• Fragmento para leer:
########

Otra vía para intentar escapar al dolor de la pérdida es el intento de perpetuar la relación de dependencia con los padres. Intentando permanecer en una etapa en la que los adultos sigan encargándose de todo, eliminar las frustraciones y eludir cualquier responsabilidad. La imposibilidad del sistema de absorber en el mercado de trabajo a los nuevos miembros que se incorporan al mundo adulto si no es de forma precaria, lo fomenta, y es la causa por la que se está alargando tanto la edad de emancipación de los jóvenes del domicilio familiar. Es un fenómeno que algunos han venido a asociar con una adolescencia alargada, cuando en realidad se trataría de una infantilización del adulto.

La relación de dependencia infantil también se puede intentar reproducir en la relación de pareja. Actualmente la relación de pareja sufre de una tensión excesiva al cargarla con unas exigencias que provienen de las dificultades de elaboración de las pérdidas y las frustraciones de una sociedad nada acogedora en la que el tejido vincular está dañado y las redes de apoyo en las familias más psicosocialmente vulnerables son pobres. Ya no se trata sólo de abolir el lugar de explotación que se le asignaba a la mujer en la casa para compensar la explotación del hombre en la fábrica, si no que hoy ambos son ya explotados en la “fábrica”. Las altas tasas de separaciones, junto a las cada vez mayores dificultades para sostener un compromiso en las relaciones dan buena cuenta de ello.

En la adolescencia, etapa en la que son tan importantes las nuevas experiencias en este terreno, la problemática no es menor. La intolerancia a los límites y los conflictos en la relación de pareja puede llevar a escaladas que acaben en conductas violentas, si lo que se busca en la relación es el paraíso de la ausencia de frustraciones. Si el entorno etiqueta estas conductas precipitadamente como “violencia de género” puede contribuir involuntariamente a su construcción, como veremos con más detalle en al apartado siguiente al hablar del machismo. En este sentido, la falta de consideración del otro, su objetalización, a la hora de intentar eludir la frustración está contribuyendo al aumento de las denuncias por “agresión sexual”. Algo que, sin embargo, también es fruto de una mayor sensibilidad social adecuadamente intransigente con estos comportamientos.

El cuerpo aparece también como uno de los paraísos donde la omnipotencia puede resistirse a declinar. El cuerpo es uno de los principales organizadores del Yo desde lo real. En el autoerotismo encuentra el bebé un organizador de la experiencia que le permite regular las emociones y paulatinamente ir construyendo el reconocimiento de sí mismo y del otro, a la par que las membranas de diferenciación y comunicación. A lo largo de la infancia el crecimiento le permite al niño experimentar el cambio corporal que la voluntad no controla. La maduración de los esfínteres, la marcha, la dentición, el desarrollo psicomotor, la altura, jalonan diferentes momentos en ese periplo de nuevas adquisiciones. Pero la dimensión de los cambios corporales que se inician en la pubertad e inauguran la etapa adolescente son sin duda los más revolucionarios, por la forma súbita en que aparecen, por la rapidez con la que se suceden, por todo lo que abarcan y por la disarmonía con la que van emergiendo. La vivencia de descontrol experimentada puede desvelar grandes angustias y el cuerpo pasa a ser un campo privilegiado donde se expresa la lucha por la construcción de una nueva identidad, las defensas contra esas angustias y la excitación desbordantes que amenazan el equilibrio psíquico. Son cambios que obligan a una continuada resignificación de la imagen corporal y a la renovación de su investimento narcisista.

########

• Tarea asignada A: Indique si cada una de las siguientes afirmaciones concuerda con el fragmento sobre la adolescencia y cite las palabras exactas del fragmento que lo deciden: (i) la precariedad con la que el mercado de trabajo absorbe a los nuevos adultos es la causa de que se alargue la edad de emancipación; (ii) el aumento de las denuncias por "agresión sexual" se debe solo a la falta de consideración del otro; (iii) los cambios corporales de la infancia son más revolucionarios que los que se inician en la pubertad.
• Tarea asignada B: Redacte la continuación del fragmento sobre la adolescencia a partir de su última oración.
Los registros no son necesarios para trabajar con el fragmento sobre la adolescencia.

• Sección de datos:

########

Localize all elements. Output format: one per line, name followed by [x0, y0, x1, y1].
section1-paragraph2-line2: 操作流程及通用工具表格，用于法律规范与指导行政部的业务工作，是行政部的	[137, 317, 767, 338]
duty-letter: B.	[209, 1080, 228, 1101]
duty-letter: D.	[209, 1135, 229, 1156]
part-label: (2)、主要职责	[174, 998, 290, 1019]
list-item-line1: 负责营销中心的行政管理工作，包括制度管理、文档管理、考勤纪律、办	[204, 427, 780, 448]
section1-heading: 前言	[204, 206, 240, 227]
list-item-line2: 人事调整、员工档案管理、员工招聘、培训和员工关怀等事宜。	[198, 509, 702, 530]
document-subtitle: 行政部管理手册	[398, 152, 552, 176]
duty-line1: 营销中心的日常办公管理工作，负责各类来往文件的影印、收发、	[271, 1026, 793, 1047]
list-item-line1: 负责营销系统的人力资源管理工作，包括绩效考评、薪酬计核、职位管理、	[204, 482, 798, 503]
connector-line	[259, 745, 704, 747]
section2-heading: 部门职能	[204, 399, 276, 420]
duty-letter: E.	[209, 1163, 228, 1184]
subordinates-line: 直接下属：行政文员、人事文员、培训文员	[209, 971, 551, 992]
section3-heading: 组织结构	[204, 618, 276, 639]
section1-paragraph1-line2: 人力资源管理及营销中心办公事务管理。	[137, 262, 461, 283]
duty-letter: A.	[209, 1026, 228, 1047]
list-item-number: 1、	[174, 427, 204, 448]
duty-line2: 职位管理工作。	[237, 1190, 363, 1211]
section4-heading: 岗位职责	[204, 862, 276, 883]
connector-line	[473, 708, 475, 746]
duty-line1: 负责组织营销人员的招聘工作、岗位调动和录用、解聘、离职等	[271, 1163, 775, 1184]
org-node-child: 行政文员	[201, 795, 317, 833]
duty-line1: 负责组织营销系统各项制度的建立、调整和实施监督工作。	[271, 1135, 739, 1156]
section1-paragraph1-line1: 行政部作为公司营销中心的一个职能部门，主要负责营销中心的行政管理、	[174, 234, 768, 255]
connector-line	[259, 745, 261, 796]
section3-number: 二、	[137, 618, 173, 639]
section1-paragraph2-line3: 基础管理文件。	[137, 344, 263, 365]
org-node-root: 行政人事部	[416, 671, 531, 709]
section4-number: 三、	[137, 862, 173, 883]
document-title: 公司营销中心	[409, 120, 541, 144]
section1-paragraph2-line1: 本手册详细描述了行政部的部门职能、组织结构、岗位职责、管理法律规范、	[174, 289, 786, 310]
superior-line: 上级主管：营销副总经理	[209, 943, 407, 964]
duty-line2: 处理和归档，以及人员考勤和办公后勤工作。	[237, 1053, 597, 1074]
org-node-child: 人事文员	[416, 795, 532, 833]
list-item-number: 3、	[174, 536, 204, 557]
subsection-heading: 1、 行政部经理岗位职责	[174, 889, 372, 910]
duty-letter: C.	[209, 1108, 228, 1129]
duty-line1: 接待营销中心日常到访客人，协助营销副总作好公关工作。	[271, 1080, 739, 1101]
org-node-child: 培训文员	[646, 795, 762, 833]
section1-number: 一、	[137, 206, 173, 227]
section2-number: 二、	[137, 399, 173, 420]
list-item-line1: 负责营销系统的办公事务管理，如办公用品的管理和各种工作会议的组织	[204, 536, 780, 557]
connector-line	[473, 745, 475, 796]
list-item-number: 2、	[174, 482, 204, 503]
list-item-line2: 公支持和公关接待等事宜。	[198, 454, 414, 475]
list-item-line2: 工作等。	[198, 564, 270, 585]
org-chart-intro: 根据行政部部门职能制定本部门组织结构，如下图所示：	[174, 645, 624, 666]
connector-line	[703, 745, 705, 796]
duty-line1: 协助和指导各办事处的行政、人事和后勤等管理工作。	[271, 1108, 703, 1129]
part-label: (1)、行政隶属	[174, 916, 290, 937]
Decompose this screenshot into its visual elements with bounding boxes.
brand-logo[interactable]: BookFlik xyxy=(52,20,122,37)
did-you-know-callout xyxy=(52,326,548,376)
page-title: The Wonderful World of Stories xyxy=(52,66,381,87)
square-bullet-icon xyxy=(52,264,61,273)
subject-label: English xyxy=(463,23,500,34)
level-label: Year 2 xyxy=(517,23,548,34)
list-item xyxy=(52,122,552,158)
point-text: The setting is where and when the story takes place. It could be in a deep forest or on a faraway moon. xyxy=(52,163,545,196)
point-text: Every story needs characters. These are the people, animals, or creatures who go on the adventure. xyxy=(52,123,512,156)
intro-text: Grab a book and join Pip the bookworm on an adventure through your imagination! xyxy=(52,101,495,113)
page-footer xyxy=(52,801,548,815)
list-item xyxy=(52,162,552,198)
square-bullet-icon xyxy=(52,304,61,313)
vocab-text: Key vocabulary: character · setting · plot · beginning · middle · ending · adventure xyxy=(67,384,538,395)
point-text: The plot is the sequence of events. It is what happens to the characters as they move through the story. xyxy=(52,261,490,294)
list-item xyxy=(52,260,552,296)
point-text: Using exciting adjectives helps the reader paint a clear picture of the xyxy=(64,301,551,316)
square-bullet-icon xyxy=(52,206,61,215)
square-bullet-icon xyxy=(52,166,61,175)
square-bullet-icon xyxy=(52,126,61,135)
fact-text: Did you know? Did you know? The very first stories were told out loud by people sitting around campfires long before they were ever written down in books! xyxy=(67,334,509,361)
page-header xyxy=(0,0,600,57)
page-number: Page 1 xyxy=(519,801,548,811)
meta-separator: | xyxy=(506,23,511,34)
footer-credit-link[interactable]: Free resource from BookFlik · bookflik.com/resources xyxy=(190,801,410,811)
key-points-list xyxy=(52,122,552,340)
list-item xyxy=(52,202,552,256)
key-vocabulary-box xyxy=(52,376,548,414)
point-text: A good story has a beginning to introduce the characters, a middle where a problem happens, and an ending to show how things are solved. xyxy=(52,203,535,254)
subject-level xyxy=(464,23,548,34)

########

• Respuesta correcta A:
(i) Sí: «La imposibilidad del sistema de absorber en el mercado de trabajo a los nuevos miembros que se incorporan al mundo adulto si no es de forma precaria, lo fomenta, y es la causa por la que se está alargando tanto la edad de emancipación de los jóvenes del domicilio familiar».
(ii) No: «Algo que, sin embargo, también es fruto de una mayor sensibilidad social adecuadamente intransigente con estos comportamientos».
(iii) No: «Pero la dimensión de los cambios corporales que se inician en la pubertad e inauguran la etapa adolescente son sin duda los más revolucionarios».

• Respuesta correcta B:
Tal como apuntamos en un trabajo anterior sobre los “usos” del cuerpo en la adolescencia escrito con Begoña Vazquez (Tió y Vazquez, 2018), la revolución de las redes ha hipertrofiado la utilización de la imagen en detrimento de la palabra contribuyendo aún más a la utilización del cuerpo y su imagen. Y, aunque el ser humano siempre ha recurrido al artificio para hacerse con su cuerpo y portarlo al mundo, en la actualidad el cuerpo sano, el cuerpo bello, el cuerpo erótico, el cuerpo adornado…, son espoleados por el consumismo y utilizados por el sujeto como único lugar donde ejercer el dominio y el control del que se siente desposeído. “Agarrarse al cuerpo para existir”, como ya señalara Piera Aulagnier en 1979. La utilización del cuerpo en la adolescencia es compleja, se relaciona con la economía narcisista como veremos en el apartado siguiente y con la construcción de la función simbólica cuyos déficits claramente se muestran en el fenómeno de las autolesiones. Pero me interesa resaltar aquí el lugar de consumo y gratificación compensatoria que puede ocupar en nuestra sociedad actual ante la dificultad de metabolizar las pérdidas y la frustración a las que somete el capitalismo al sujeto. Si IKEA nos invita a imaginar nuestra casa como una “república independiente”, múltiples mensajes de la sociedad de consumo hacen lo mismo con el cuerpo invitándonos a creer hasta en la posibilidad de autocrearlo, como dramáticamente muestra la película “”20000 especies de abejas”, que describe el conflicto de un niño con su cuerpo, en su escena final. El fenómeno de la transexualidad en la actualidad sin duda es fruto del progreso en el reconocimiento y respeto a los derechos, pero me interesa observar como la sociedad de consumo puede aprovechar este deseo de modificación del propio cuerpo para estimular las fantasías de autocreación, expropiando a las personas transexuales del reconocimiento de su particular proceso de metabolización de las asignaciones de género recibidas, incluidas las inconscientes, y de la elaboración de sus vivencias de desamparo, como todos los seres humanos.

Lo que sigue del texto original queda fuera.